■ Entries supplied ■
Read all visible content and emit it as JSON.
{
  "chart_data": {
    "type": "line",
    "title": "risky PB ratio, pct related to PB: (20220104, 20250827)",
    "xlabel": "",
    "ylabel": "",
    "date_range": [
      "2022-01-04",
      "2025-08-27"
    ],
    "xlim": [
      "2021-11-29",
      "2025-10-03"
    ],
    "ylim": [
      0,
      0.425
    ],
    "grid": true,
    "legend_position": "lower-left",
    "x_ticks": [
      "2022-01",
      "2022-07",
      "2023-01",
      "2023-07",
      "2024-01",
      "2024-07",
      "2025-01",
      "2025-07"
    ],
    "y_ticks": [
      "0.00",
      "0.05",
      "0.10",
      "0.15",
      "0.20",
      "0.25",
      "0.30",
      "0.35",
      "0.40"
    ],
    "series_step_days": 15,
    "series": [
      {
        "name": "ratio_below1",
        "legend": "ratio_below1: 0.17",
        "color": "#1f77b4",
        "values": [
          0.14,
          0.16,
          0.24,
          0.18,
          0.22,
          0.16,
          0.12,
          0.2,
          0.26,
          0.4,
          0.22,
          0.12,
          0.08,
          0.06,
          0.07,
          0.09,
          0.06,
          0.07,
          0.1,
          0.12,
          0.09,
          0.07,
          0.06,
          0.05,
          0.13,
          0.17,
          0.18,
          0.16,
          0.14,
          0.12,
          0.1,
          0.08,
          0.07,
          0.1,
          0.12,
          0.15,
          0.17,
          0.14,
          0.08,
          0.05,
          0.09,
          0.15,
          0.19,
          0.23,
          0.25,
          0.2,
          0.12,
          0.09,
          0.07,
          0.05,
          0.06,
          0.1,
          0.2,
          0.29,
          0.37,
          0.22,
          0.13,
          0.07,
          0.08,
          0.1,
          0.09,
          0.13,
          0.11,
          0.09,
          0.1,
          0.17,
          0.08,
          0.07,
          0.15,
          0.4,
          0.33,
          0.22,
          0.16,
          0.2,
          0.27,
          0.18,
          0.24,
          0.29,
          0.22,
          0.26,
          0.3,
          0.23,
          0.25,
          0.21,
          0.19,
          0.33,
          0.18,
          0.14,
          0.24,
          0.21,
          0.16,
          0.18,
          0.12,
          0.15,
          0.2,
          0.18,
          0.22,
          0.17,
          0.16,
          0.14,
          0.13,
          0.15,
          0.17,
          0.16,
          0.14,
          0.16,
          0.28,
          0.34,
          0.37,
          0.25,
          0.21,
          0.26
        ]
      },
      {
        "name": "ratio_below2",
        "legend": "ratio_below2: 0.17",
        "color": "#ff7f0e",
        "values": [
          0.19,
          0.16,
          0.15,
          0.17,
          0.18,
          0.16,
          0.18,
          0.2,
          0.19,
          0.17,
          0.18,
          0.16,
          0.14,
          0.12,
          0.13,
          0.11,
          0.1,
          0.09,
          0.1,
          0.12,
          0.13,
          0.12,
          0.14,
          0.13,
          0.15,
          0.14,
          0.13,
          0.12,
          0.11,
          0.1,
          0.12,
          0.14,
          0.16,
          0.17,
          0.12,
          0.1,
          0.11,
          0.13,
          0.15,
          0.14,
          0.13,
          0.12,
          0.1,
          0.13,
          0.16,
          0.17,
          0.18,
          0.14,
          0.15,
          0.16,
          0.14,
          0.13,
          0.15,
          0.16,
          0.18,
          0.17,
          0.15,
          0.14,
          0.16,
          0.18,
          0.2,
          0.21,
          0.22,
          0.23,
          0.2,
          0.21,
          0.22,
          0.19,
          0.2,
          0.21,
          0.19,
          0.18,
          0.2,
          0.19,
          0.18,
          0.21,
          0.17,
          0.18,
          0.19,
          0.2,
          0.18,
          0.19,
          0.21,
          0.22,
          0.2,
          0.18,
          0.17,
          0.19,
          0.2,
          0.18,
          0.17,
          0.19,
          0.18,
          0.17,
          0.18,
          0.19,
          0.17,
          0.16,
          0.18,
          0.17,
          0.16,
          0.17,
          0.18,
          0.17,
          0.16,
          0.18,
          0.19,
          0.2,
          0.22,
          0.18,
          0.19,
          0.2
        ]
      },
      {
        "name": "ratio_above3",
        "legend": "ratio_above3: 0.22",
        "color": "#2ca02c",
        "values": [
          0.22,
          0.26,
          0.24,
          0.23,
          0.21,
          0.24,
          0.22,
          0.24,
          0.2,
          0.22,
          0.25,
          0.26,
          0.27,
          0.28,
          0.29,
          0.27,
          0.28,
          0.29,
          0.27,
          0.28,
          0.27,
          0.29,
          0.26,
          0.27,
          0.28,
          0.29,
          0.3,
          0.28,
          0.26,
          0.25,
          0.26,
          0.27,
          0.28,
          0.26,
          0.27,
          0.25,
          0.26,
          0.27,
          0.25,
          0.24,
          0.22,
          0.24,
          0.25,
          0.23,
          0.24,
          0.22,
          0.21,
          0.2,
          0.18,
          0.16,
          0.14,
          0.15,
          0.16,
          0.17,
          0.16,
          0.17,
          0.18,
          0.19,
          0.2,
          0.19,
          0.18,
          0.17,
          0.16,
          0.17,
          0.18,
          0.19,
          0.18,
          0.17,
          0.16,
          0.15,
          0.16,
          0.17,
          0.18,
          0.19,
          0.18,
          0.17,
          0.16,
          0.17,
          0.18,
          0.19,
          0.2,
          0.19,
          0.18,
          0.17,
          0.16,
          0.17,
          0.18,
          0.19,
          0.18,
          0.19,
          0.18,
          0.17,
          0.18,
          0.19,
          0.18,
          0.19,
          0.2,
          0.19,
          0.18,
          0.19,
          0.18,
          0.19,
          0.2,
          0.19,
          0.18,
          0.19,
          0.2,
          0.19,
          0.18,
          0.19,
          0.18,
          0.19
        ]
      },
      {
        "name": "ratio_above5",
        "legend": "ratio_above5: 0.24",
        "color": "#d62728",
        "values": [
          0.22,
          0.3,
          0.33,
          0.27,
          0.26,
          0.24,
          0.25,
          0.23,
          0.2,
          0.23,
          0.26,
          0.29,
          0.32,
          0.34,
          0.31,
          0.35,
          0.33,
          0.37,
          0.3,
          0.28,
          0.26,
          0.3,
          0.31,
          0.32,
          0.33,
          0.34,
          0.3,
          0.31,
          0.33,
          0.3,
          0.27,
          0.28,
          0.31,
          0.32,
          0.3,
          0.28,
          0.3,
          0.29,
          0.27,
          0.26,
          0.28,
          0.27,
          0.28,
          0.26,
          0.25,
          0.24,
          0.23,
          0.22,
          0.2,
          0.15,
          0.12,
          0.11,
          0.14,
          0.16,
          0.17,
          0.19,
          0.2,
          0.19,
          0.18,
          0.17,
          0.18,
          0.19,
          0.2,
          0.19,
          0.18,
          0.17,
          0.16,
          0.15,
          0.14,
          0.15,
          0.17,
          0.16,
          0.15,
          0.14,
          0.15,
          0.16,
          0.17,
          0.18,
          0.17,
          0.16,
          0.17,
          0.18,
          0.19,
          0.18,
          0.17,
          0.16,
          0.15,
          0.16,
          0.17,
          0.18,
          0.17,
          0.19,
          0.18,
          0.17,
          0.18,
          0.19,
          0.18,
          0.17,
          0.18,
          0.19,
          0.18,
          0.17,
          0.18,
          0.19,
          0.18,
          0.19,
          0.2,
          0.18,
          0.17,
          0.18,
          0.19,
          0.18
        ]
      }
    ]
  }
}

■ Aim of the task ■
Report how many lines of the data contain the word "name", using the number alone.

■ Finished task ■
4